Each entry below should be returned exactly as is, with the pictures removed.

Dataset records
==================================================
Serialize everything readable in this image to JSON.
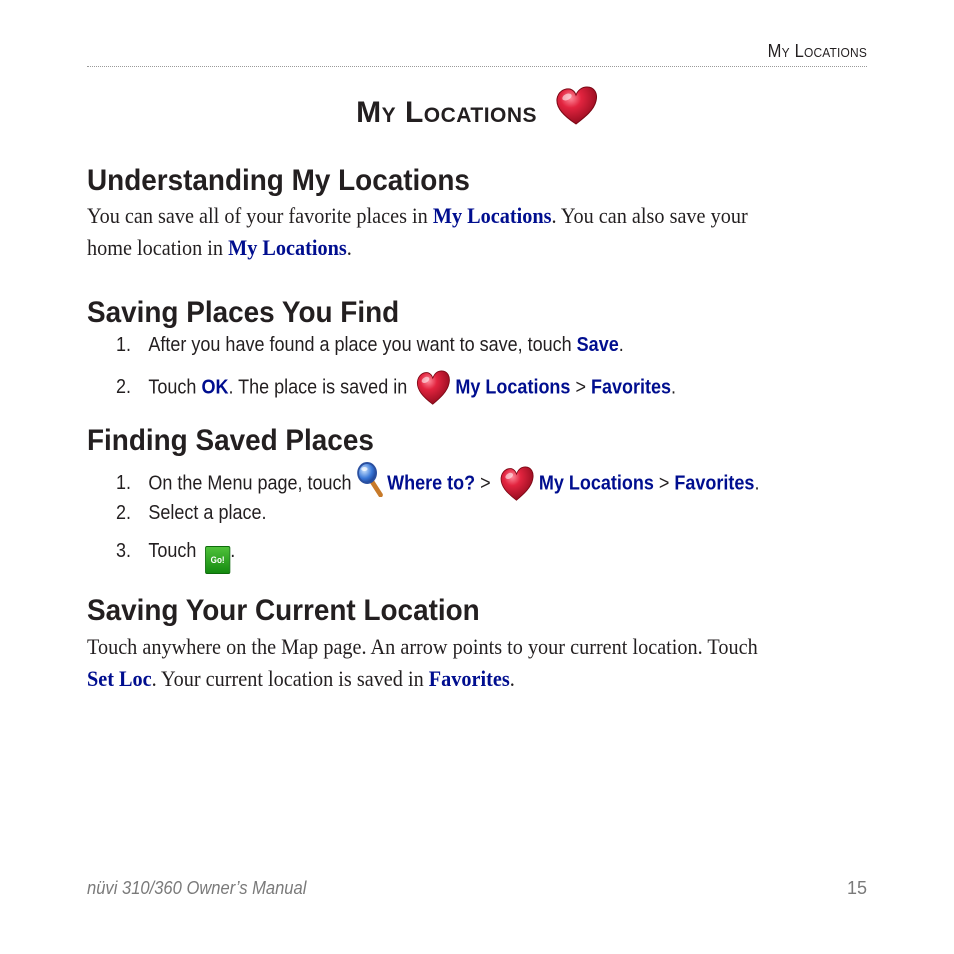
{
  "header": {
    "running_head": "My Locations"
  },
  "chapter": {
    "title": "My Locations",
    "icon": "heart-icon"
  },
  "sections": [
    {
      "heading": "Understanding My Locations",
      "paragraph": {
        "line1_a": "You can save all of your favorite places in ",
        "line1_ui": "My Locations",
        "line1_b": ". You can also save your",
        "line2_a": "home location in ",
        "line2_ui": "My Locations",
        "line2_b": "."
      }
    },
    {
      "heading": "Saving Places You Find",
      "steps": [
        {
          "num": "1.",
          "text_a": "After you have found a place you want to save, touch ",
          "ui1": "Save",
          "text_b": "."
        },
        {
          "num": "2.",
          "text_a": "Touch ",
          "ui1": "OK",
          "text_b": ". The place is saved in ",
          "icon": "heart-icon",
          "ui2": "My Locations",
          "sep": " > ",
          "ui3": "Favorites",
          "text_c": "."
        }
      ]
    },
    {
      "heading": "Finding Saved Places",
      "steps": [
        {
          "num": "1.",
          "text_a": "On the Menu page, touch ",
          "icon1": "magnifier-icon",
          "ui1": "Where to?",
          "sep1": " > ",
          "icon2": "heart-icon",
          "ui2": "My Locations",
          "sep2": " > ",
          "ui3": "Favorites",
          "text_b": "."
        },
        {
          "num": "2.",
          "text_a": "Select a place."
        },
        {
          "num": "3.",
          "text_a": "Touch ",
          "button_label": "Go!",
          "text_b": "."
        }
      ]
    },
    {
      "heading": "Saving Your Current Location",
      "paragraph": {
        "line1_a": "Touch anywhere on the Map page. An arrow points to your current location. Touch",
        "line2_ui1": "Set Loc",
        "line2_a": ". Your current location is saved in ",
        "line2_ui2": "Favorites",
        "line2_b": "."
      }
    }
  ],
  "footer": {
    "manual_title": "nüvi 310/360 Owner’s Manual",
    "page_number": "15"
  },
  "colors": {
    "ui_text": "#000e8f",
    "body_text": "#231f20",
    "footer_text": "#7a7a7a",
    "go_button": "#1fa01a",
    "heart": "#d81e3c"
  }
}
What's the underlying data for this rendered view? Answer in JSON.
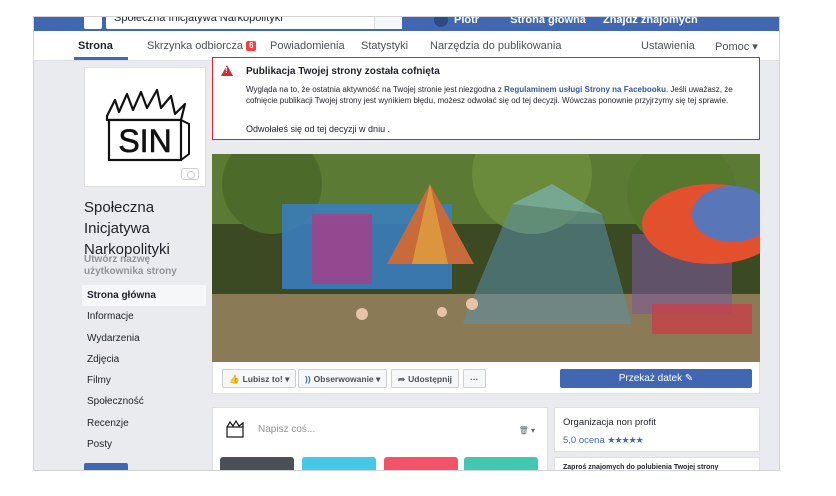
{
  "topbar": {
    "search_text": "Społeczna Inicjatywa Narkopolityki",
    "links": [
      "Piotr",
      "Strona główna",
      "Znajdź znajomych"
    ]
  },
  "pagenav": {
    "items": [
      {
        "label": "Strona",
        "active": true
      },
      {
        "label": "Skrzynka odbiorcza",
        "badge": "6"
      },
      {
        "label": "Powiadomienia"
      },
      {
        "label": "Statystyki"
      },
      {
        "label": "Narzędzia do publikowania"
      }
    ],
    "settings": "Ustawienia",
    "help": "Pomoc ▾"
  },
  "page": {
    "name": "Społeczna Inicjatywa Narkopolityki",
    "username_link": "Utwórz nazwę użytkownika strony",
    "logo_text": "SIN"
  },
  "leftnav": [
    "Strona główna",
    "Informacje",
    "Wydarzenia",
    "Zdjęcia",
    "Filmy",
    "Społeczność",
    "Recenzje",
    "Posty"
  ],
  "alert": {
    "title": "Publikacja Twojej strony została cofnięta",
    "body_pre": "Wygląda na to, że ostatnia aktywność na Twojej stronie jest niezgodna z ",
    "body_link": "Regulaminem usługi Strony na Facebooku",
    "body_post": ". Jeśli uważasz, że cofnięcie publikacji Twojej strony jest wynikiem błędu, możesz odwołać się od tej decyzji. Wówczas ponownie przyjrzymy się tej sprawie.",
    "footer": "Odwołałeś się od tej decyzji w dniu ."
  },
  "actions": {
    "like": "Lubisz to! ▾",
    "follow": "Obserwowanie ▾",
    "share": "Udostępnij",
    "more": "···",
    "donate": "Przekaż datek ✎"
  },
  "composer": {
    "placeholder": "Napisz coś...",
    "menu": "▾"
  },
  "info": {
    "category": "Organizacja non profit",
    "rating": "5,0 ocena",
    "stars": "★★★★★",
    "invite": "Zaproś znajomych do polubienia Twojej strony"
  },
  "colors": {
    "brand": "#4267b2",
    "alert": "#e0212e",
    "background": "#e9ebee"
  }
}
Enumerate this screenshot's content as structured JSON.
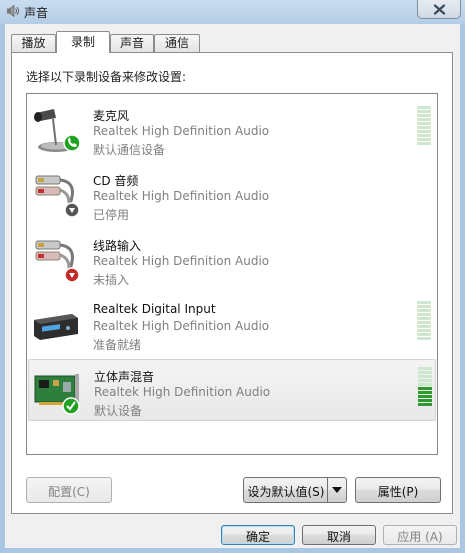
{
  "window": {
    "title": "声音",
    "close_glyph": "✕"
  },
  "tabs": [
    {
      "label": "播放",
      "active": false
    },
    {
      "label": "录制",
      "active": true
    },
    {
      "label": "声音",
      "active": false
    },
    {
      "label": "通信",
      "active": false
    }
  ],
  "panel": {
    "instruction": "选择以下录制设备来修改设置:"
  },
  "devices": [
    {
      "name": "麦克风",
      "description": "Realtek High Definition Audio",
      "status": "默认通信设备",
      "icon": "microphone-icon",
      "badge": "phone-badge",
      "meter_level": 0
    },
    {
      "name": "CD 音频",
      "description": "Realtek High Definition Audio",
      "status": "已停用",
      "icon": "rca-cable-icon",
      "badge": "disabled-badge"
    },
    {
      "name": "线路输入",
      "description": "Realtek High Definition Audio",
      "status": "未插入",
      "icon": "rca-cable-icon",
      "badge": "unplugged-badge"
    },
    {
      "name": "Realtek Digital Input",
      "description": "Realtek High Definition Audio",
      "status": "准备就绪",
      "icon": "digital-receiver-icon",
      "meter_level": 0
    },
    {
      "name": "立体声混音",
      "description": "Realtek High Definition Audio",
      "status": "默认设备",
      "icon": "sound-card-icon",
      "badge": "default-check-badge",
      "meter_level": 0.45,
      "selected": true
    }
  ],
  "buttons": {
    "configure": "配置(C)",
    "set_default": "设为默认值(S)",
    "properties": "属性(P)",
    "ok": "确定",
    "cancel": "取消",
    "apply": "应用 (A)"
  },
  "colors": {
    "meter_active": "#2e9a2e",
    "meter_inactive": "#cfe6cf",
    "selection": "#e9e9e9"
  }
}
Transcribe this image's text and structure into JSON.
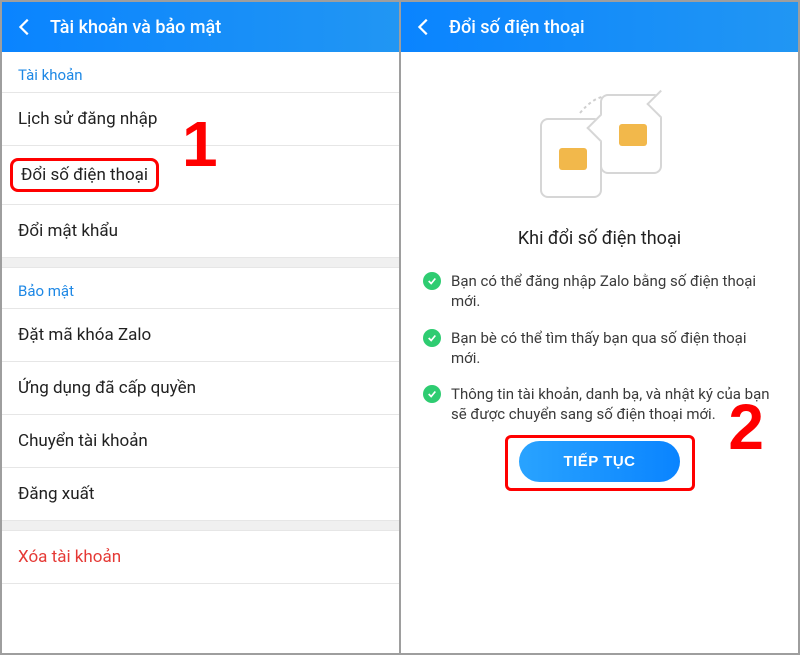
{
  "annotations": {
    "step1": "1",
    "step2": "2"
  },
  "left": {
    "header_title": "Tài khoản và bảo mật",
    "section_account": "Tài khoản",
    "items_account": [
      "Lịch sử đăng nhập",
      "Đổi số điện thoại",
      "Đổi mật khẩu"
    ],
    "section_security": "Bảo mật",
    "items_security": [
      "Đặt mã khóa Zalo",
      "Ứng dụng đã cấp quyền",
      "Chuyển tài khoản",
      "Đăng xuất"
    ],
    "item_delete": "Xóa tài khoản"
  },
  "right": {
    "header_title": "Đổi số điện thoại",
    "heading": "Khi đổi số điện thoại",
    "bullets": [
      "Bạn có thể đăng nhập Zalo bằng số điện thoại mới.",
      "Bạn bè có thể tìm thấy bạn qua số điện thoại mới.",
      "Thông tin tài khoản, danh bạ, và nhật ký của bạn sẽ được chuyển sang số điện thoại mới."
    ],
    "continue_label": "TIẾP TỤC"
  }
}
==================================================
- [Solution for this problem]:
Serialize everything readable in this image to JSON.
{
  "header": {
    "running_head": "My Locations"
  },
  "chapter": {
    "title": "My Locations",
    "icon": "heart-icon"
  },
  "sections": [
    {
      "heading": "Understanding My Locations",
      "paragraph": {
        "line1_a": "You can save all of your favorite places in ",
        "line1_ui": "My Locations",
        "line1_b": ". You can also save your",
        "line2_a": "home location in ",
        "line2_ui": "My Locations",
        "line2_b": "."
      }
    },
    {
      "heading": "Saving Places You Find",
      "steps": [
        {
          "num": "1.",
          "text_a": "After you have found a place you want to save, touch ",
          "ui1": "Save",
          "text_b": "."
        },
        {
          "num": "2.",
          "text_a": "Touch ",
          "ui1": "OK",
          "text_b": ". The place is saved in ",
          "icon": "heart-icon",
          "ui2": "My Locations",
          "sep": " > ",
          "ui3": "Favorites",
          "text_c": "."
        }
      ]
    },
    {
      "heading": "Finding Saved Places",
      "steps": [
        {
          "num": "1.",
          "text_a": "On the Menu page, touch ",
          "icon1": "magnifier-icon",
          "ui1": "Where to?",
          "sep1": " > ",
          "icon2": "heart-icon",
          "ui2": "My Locations",
          "sep2": " > ",
          "ui3": "Favorites",
          "text_b": "."
        },
        {
          "num": "2.",
          "text_a": "Select a place."
        },
        {
          "num": "3.",
          "text_a": "Touch ",
          "button_label": "Go!",
          "text_b": "."
        }
      ]
    },
    {
      "heading": "Saving Your Current Location",
      "paragraph": {
        "line1_a": "Touch anywhere on the Map page. An arrow points to your current location. Touch",
        "line2_ui1": "Set Loc",
        "line2_a": ". Your current location is saved in ",
        "line2_ui2": "Favorites",
        "line2_b": "."
      }
    }
  ],
  "footer": {
    "manual_title": "nüvi 310/360 Owner’s Manual",
    "page_number": "15"
  },
  "colors": {
    "ui_text": "#000e8f",
    "body_text": "#231f20",
    "footer_text": "#7a7a7a",
    "go_button": "#1fa01a",
    "heart": "#d81e3c"
  }
}
What's the underlying data for this rendered view? Answer in JSON.
{
  "topbar": {
    "search_text": "Społeczna Inicjatywa Narkopolityki",
    "links": [
      "Piotr",
      "Strona główna",
      "Znajdź znajomych"
    ]
  },
  "pagenav": {
    "items": [
      {
        "label": "Strona",
        "active": true
      },
      {
        "label": "Skrzynka odbiorcza",
        "badge": "6"
      },
      {
        "label": "Powiadomienia"
      },
      {
        "label": "Statystyki"
      },
      {
        "label": "Narzędzia do publikowania"
      }
    ],
    "settings": "Ustawienia",
    "help": "Pomoc ▾"
  },
  "page": {
    "name": "Społeczna Inicjatywa Narkopolityki",
    "username_link": "Utwórz nazwę użytkownika strony",
    "logo_text": "SIN"
  },
  "leftnav": [
    "Strona główna",
    "Informacje",
    "Wydarzenia",
    "Zdjęcia",
    "Filmy",
    "Społeczność",
    "Recenzje",
    "Posty"
  ],
  "alert": {
    "title": "Publikacja Twojej strony została cofnięta",
    "body_pre": "Wygląda na to, że ostatnia aktywność na Twojej stronie jest niezgodna z ",
    "body_link": "Regulaminem usługi Strony na Facebooku",
    "body_post": ". Jeśli uważasz, że cofnięcie publikacji Twojej strony jest wynikiem błędu, możesz odwołać się od tej decyzji. Wówczas ponownie przyjrzymy się tej sprawie.",
    "footer": "Odwołałeś się od tej decyzji w dniu ."
  },
  "actions": {
    "like": "Lubisz to! ▾",
    "follow": "Obserwowanie ▾",
    "share": "Udostępnij",
    "more": "···",
    "donate": "Przekaż datek ✎"
  },
  "composer": {
    "placeholder": "Napisz coś...",
    "menu": "▾"
  },
  "info": {
    "category": "Organizacja non profit",
    "rating": "5,0 ocena",
    "stars": "★★★★★",
    "invite": "Zaproś znajomych do polubienia Twojej strony"
  },
  "colors": {
    "brand": "#4267b2",
    "alert": "#e0212e",
    "background": "#e9ebee"
  }
}
Enumerate this screenshot's content as structured JSON.
{
  "window": {
    "title": "声音",
    "close_glyph": "✕"
  },
  "tabs": [
    {
      "label": "播放",
      "active": false
    },
    {
      "label": "录制",
      "active": true
    },
    {
      "label": "声音",
      "active": false
    },
    {
      "label": "通信",
      "active": false
    }
  ],
  "panel": {
    "instruction": "选择以下录制设备来修改设置:"
  },
  "devices": [
    {
      "name": "麦克风",
      "description": "Realtek High Definition Audio",
      "status": "默认通信设备",
      "icon": "microphone-icon",
      "badge": "phone-badge",
      "meter_level": 0
    },
    {
      "name": "CD 音频",
      "description": "Realtek High Definition Audio",
      "status": "已停用",
      "icon": "rca-cable-icon",
      "badge": "disabled-badge"
    },
    {
      "name": "线路输入",
      "description": "Realtek High Definition Audio",
      "status": "未插入",
      "icon": "rca-cable-icon",
      "badge": "unplugged-badge"
    },
    {
      "name": "Realtek Digital Input",
      "description": "Realtek High Definition Audio",
      "status": "准备就绪",
      "icon": "digital-receiver-icon",
      "meter_level": 0
    },
    {
      "name": "立体声混音",
      "description": "Realtek High Definition Audio",
      "status": "默认设备",
      "icon": "sound-card-icon",
      "badge": "default-check-badge",
      "meter_level": 0.45,
      "selected": true
    }
  ],
  "buttons": {
    "configure": "配置(C)",
    "set_default": "设为默认值(S)",
    "properties": "属性(P)",
    "ok": "确定",
    "cancel": "取消",
    "apply": "应用 (A)"
  },
  "colors": {
    "meter_active": "#2e9a2e",
    "meter_inactive": "#cfe6cf",
    "selection": "#e9e9e9"
  }
}
Transcribe this image's text and structure into JSON.
{
  "annotations": {
    "step1": "1",
    "step2": "2"
  },
  "left": {
    "header_title": "Tài khoản và bảo mật",
    "section_account": "Tài khoản",
    "items_account": [
      "Lịch sử đăng nhập",
      "Đổi số điện thoại",
      "Đổi mật khẩu"
    ],
    "section_security": "Bảo mật",
    "items_security": [
      "Đặt mã khóa Zalo",
      "Ứng dụng đã cấp quyền",
      "Chuyển tài khoản",
      "Đăng xuất"
    ],
    "item_delete": "Xóa tài khoản"
  },
  "right": {
    "header_title": "Đổi số điện thoại",
    "heading": "Khi đổi số điện thoại",
    "bullets": [
      "Bạn có thể đăng nhập Zalo bằng số điện thoại mới.",
      "Bạn bè có thể tìm thấy bạn qua số điện thoại mới.",
      "Thông tin tài khoản, danh bạ, và nhật ký của bạn sẽ được chuyển sang số điện thoại mới."
    ],
    "continue_label": "TIẾP TỤC"
  }
}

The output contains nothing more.